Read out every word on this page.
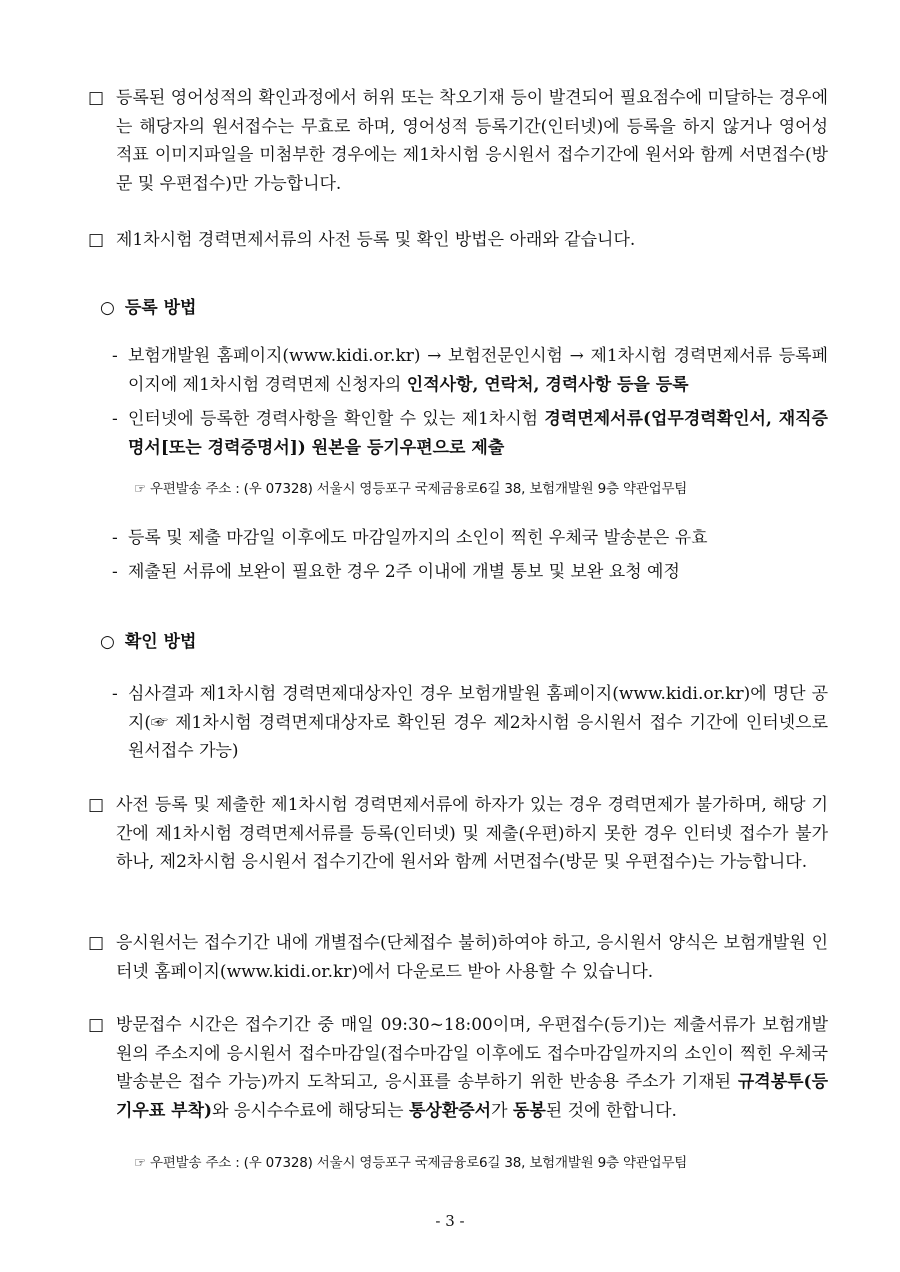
□ 등록된 영어성적의 확인과정에서 허위 또는 착오기재 등이 발견되어 필요점수에 미달하는 경우에는 해당자의 원서접수는 무효로 하며, 영어성적 등록기간(인터넷)에 등록을 하지 않거나 영어성적표 이미지파일을 미첨부한 경우에는 제1차시험 응시원서 접수기간에 원서와 함께 서면접수(방문 및 우편접수)만 가능합니다.
□ 제1차시험 경력면제서류의 사전 등록 및 확인 방법은 아래와 같습니다.
○ 등록 방법
- 보험개발원 홈페이지(www.kidi.or.kr) → 보험전문인시험 → 제1차시험 경력면제서류 등록페이지에 제1차시험 경력면제 신청자의 인적사항, 연락처, 경력사항 등을 등록
- 인터넷에 등록한 경력사항을 확인할 수 있는 제1차시험 경력면제서류(업무경력확인서, 재직증명서[또는 경력증명서]) 원본을 등기우편으로 제출
☞ 우편발송 주소 : (우 07328) 서울시 영등포구 국제금융로6길 38, 보험개발원 9층 약관업무팀
- 등록 및 제출 마감일 이후에도 마감일까지의 소인이 찍힌 우체국 발송분은 유효
- 제출된 서류에 보완이 필요한 경우 2주 이내에 개별 통보 및 보완 요청 예정
○ 확인 방법
- 심사결과 제1차시험 경력면제대상자인 경우 보험개발원 홈페이지(www.kidi.or.kr)에 명단 공지(☞ 제1차시험 경력면제대상자로 확인된 경우 제2차시험 응시원서 접수 기간에 인터넷으로 원서접수 가능)
□ 사전 등록 및 제출한 제1차시험 경력면제서류에 하자가 있는 경우 경력면제가 불가하며, 해당 기간에 제1차시험 경력면제서류를 등록(인터넷) 및 제출(우편)하지 못한 경우 인터넷 접수가 불가하나, 제2차시험 응시원서 접수기간에 원서와 함께 서면접수(방문 및 우편접수)는 가능합니다.
□ 응시원서는 접수기간 내에 개별접수(단체접수 불허)하여야 하고, 응시원서 양식은 보험개발원 인터넷 홈페이지(www.kidi.or.kr)에서 다운로드 받아 사용할 수 있습니다.
□ 방문접수 시간은 접수기간 중 매일 09:30~18:00이며, 우편접수(등기)는 제출서류가 보험개발원의 주소지에 응시원서 접수마감일(접수마감일 이후에도 접수마감일까지의 소인이 찍힌 우체국 발송분은 접수 가능)까지 도착되고, 응시표를 송부하기 위한 반송용 주소가 기재된 규격봉투(등기우표 부착)와 응시수수료에 해당되는 통상환증서가 동봉된 것에 한합니다.
☞ 우편발송 주소 : (우 07328) 서울시 영등포구 국제금융로6길 38, 보험개발원 9층 약관업무팀
- 3 -
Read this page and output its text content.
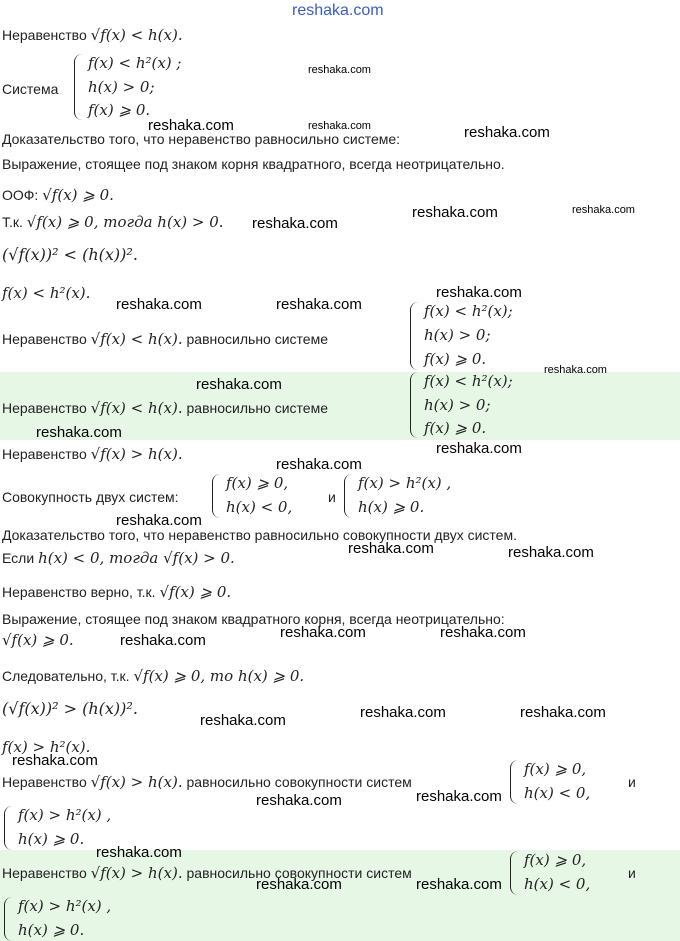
reshaka.com
Неравенство √f(x) < h(x).
Система
f(x) < h²(x) ;
h(x) > 0;
f(x) ⩾ 0.
Доказательство того, что неравенство равносильно системе:
Выражение, стоящее под знаком корня квадратного, всегда неотрицательно.
ООФ: √f(x) ⩾ 0.
Т.к. √f(x) ⩾ 0, тогда h(x) > 0.
(√f(x))² < (h(x))².
f(x) < h²(x).
Неравенство √f(x) < h(x). равносильно системе
f(x) < h²(x);
h(x) > 0;
f(x) ⩾ 0.
Неравенство √f(x) < h(x). равносильно системе
f(x) < h²(x);
h(x) > 0;
f(x) ⩾ 0.
Неравенство √f(x) > h(x).
Совокупность двух систем:
f(x) ⩾ 0,
h(x) < 0,
и
f(x) > h²(x) ,
h(x) ⩾ 0.
Доказательство того, что неравенство равносильно совокупности двух систем.
Если h(x) < 0, тогда √f(x) > 0.
Неравенство верно, т.к. √f(x) ⩾ 0.
Выражение, стоящее под знаком квадратного корня, всегда неотрицательно:
√f(x) ⩾ 0.
Следовательно, т.к. √f(x) ⩾ 0, то h(x) ⩾ 0.
(√f(x))² > (h(x))².
f(x) > h²(x).
Неравенство √f(x) > h(x). равносильно совокупности систем
f(x) ⩾ 0,
h(x) < 0,
и
f(x) > h²(x) ,
h(x) ⩾ 0.
Неравенство √f(x) > h(x). равносильно совокупности систем
f(x) ⩾ 0,
h(x) < 0,
и
f(x) > h²(x) ,
h(x) ⩾ 0.
reshaka.com
reshaka.com
reshaka.com	reshaka.com
reshaka.com	reshaka.com
reshaka.com
reshaka.com
reshaka.com	reshaka.com
reshaka.com
reshaka.com
reshaka.com
reshaka.com
reshaka.com
reshaka.com
reshaka.com	reshaka.com
reshaka.com	reshaka.com
reshaka.com
reshaka.com	reshaka.com
reshaka.com
reshaka.com
reshaka.com
reshaka.com
reshaka.com
reshaka.com	reshaka.com
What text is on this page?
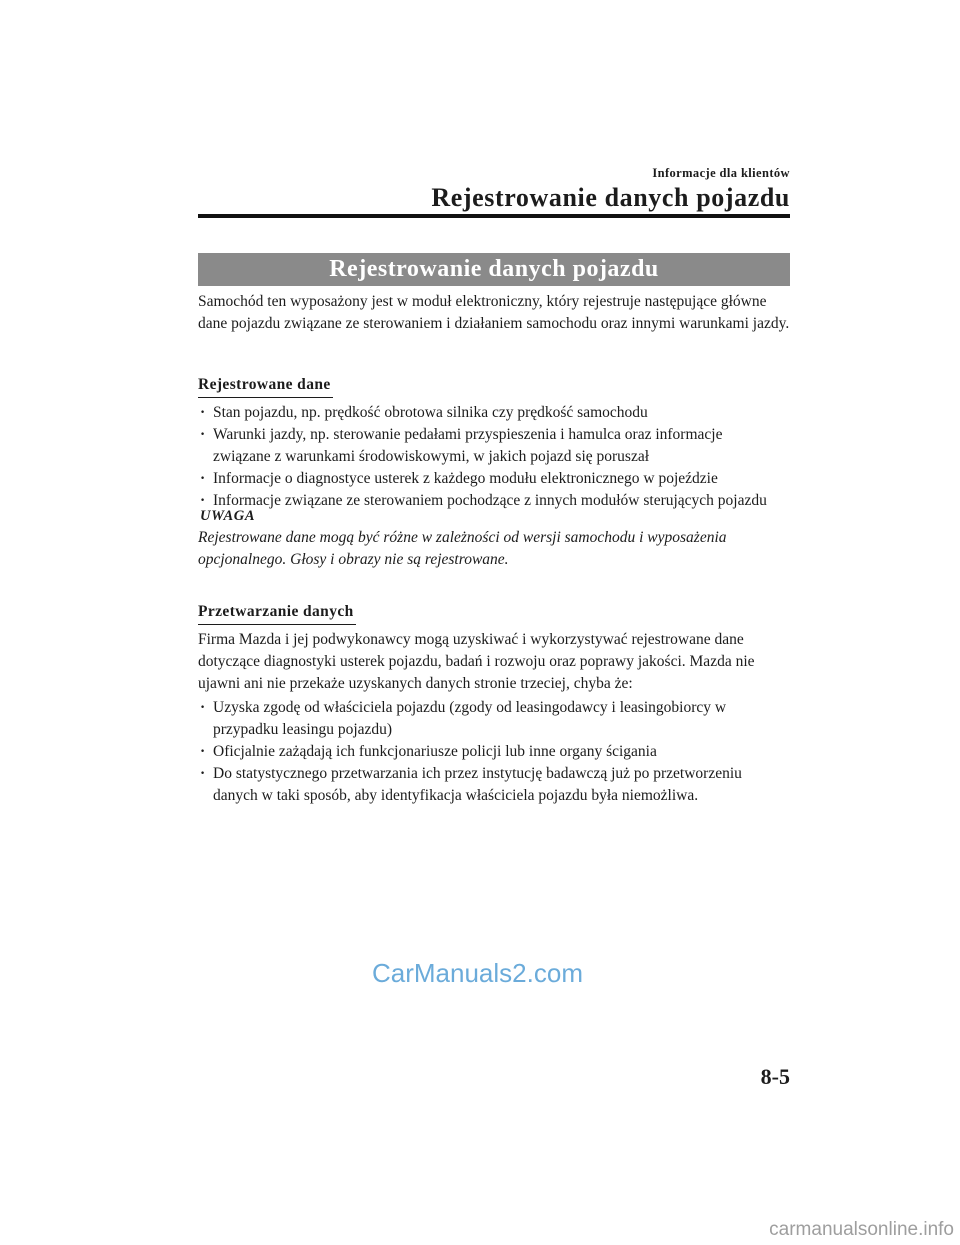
Informacje dla klientów
Rejestrowanie danych pojazdu
Rejestrowanie danych pojazdu

Samochód ten wyposażony jest w moduł elektroniczny, który rejestruje następujące główne dane pojazdu związane ze sterowaniem i działaniem samochodu oraz innymi warunkami jazdy.

Rejestrowane dane
· Stan pojazdu, np. prędkość obrotowa silnika czy prędkość samochodu
· Warunki jazdy, np. sterowanie pedałami przyspieszenia i hamulca oraz informacje związane z warunkami środowiskowymi, w jakich pojazd się poruszał
· Informacje o diagnostyce usterek z każdego modułu elektronicznego w pojeździe
· Informacje związane ze sterowaniem pochodzące z innych modułów sterujących pojazdu
UWAGA

Rejestrowane dane mogą być różne w zależności od wersji samochodu i wyposażenia opcjonalnego. Głosy i obrazy nie są rejestrowane.

Przetwarzanie danych

Firma Mazda i jej podwykonawcy mogą uzyskiwać i wykorzystywać rejestrowane dane dotyczące diagnostyki usterek pojazdu, badań i rozwoju oraz poprawy jakości. Mazda nie ujawni ani nie przekaże uzyskanych danych stronie trzeciej, chyba że:

· Uzyska zgodę od właściciela pojazdu (zgody od leasingodawcy i leasingobiorcy w przypadku leasingu pojazdu)
· Oficjalnie zażądają ich funkcjonariusze policji lub inne organy ścigania
· Do statystycznego przetwarzania ich przez instytucję badawczą już po przetworzeniu danych w taki sposób, aby identyfikacja właściciela pojazdu była niemożliwa.
CarManuals2.com
8-5
carmanualsonline.info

###

_WRITTEN TASK_.
Take the entries shown above and quote them verbatim, passing over the pictures.

_THE ANSWER_.
Read out every word on this page.
□ 등록된 영어성적의 확인과정에서 허위 또는 착오기재 등이 발견되어 필요점수에 미달하는 경우에는 해당자의 원서접수는 무효로 하며, 영어성적 등록기간(인터넷)에 등록을 하지 않거나 영어성적표 이미지파일을 미첨부한 경우에는 제1차시험 응시원서 접수기간에 원서와 함께 서면접수(방문 및 우편접수)만 가능합니다.
□ 제1차시험 경력면제서류의 사전 등록 및 확인 방법은 아래와 같습니다.
○ 등록 방법
- 보험개발원 홈페이지(www.kidi.or.kr) → 보험전문인시험 → 제1차시험 경력면제서류 등록페이지에 제1차시험 경력면제 신청자의 인적사항, 연락처, 경력사항 등을 등록
- 인터넷에 등록한 경력사항을 확인할 수 있는 제1차시험 경력면제서류(업무경력확인서, 재직증명서[또는 경력증명서]) 원본을 등기우편으로 제출
☞ 우편발송 주소 : (우 07328) 서울시 영등포구 국제금융로6길 38, 보험개발원 9층 약관업무팀
- 등록 및 제출 마감일 이후에도 마감일까지의 소인이 찍힌 우체국 발송분은 유효
- 제출된 서류에 보완이 필요한 경우 2주 이내에 개별 통보 및 보완 요청 예정
○ 확인 방법
- 심사결과 제1차시험 경력면제대상자인 경우 보험개발원 홈페이지(www.kidi.or.kr)에 명단 공지(☞ 제1차시험 경력면제대상자로 확인된 경우 제2차시험 응시원서 접수 기간에 인터넷으로 원서접수 가능)
□ 사전 등록 및 제출한 제1차시험 경력면제서류에 하자가 있는 경우 경력면제가 불가하며, 해당 기간에 제1차시험 경력면제서류를 등록(인터넷) 및 제출(우편)하지 못한 경우 인터넷 접수가 불가하나, 제2차시험 응시원서 접수기간에 원서와 함께 서면접수(방문 및 우편접수)는 가능합니다.
□ 응시원서는 접수기간 내에 개별접수(단체접수 불허)하여야 하고, 응시원서 양식은 보험개발원 인터넷 홈페이지(www.kidi.or.kr)에서 다운로드 받아 사용할 수 있습니다.
□ 방문접수 시간은 접수기간 중 매일 09:30~18:00이며, 우편접수(등기)는 제출서류가 보험개발원의 주소지에 응시원서 접수마감일(접수마감일 이후에도 접수마감일까지의 소인이 찍힌 우체국 발송분은 접수 가능)까지 도착되고, 응시표를 송부하기 위한 반송용 주소가 기재된 규격봉투(등기우표 부착)와 응시수수료에 해당되는 통상환증서가 동봉된 것에 한합니다.
☞ 우편발송 주소 : (우 07328) 서울시 영등포구 국제금융로6길 38, 보험개발원 9층 약관업무팀
- 3 -
Read this page and output its text content.
reshaka.com
Неравенство √f(x) < h(x).
Система
f(x) < h²(x) ;
h(x) > 0;
f(x) ⩾ 0.
Доказательство того, что неравенство равносильно системе:
Выражение, стоящее под знаком корня квадратного, всегда неотрицательно.
ООФ: √f(x) ⩾ 0.
Т.к. √f(x) ⩾ 0, тогда h(x) > 0.
(√f(x))² < (h(x))².
f(x) < h²(x).
Неравенство √f(x) < h(x). равносильно системе
f(x) < h²(x);
h(x) > 0;
f(x) ⩾ 0.
Неравенство √f(x) < h(x). равносильно системе
f(x) < h²(x);
h(x) > 0;
f(x) ⩾ 0.
Неравенство √f(x) > h(x).
Совокупность двух систем:
f(x) ⩾ 0,
h(x) < 0,
и
f(x) > h²(x) ,
h(x) ⩾ 0.
Доказательство того, что неравенство равносильно совокупности двух систем.
Если h(x) < 0, тогда √f(x) > 0.
Неравенство верно, т.к. √f(x) ⩾ 0.
Выражение, стоящее под знаком квадратного корня, всегда неотрицательно:
√f(x) ⩾ 0.
Следовательно, т.к. √f(x) ⩾ 0, то h(x) ⩾ 0.
(√f(x))² > (h(x))².
f(x) > h²(x).
Неравенство √f(x) > h(x). равносильно совокупности систем
f(x) ⩾ 0,
h(x) < 0,
и
f(x) > h²(x) ,
h(x) ⩾ 0.
Неравенство √f(x) > h(x). равносильно совокупности систем
f(x) ⩾ 0,
h(x) < 0,
и
f(x) > h²(x) ,
h(x) ⩾ 0.
reshaka.com
reshaka.com
reshaka.com	reshaka.com
reshaka.com	reshaka.com
reshaka.com
reshaka.com
reshaka.com	reshaka.com
reshaka.com
reshaka.com
reshaka.com
reshaka.com
reshaka.com
reshaka.com
reshaka.com	reshaka.com
reshaka.com	reshaka.com
reshaka.com
reshaka.com	reshaka.com
reshaka.com
reshaka.com
reshaka.com
reshaka.com
reshaka.com
reshaka.com	reshaka.com
What text is on this page?
Informacje dla klientów
Rejestrowanie danych pojazdu
Rejestrowanie danych pojazdu

Samochód ten wyposażony jest w moduł elektroniczny, który rejestruje następujące główne dane pojazdu związane ze sterowaniem i działaniem samochodu oraz innymi warunkami jazdy.

Rejestrowane dane
· Stan pojazdu, np. prędkość obrotowa silnika czy prędkość samochodu
· Warunki jazdy, np. sterowanie pedałami przyspieszenia i hamulca oraz informacje związane z warunkami środowiskowymi, w jakich pojazd się poruszał
· Informacje o diagnostyce usterek z każdego modułu elektronicznego w pojeździe
· Informacje związane ze sterowaniem pochodzące z innych modułów sterujących pojazdu
UWAGA

Rejestrowane dane mogą być różne w zależności od wersji samochodu i wyposażenia opcjonalnego. Głosy i obrazy nie są rejestrowane.

Przetwarzanie danych

Firma Mazda i jej podwykonawcy mogą uzyskiwać i wykorzystywać rejestrowane dane dotyczące diagnostyki usterek pojazdu, badań i rozwoju oraz poprawy jakości. Mazda nie ujawni ani nie przekaże uzyskanych danych stronie trzeciej, chyba że:

· Uzyska zgodę od właściciela pojazdu (zgody od leasingodawcy i leasingobiorcy w przypadku leasingu pojazdu)
· Oficjalnie zażądają ich funkcjonariusze policji lub inne organy ścigania
· Do statystycznego przetwarzania ich przez instytucję badawczą już po przetworzeniu danych w taki sposób, aby identyfikacja właściciela pojazdu była niemożliwa.
CarManuals2.com
8-5
carmanualsonline.info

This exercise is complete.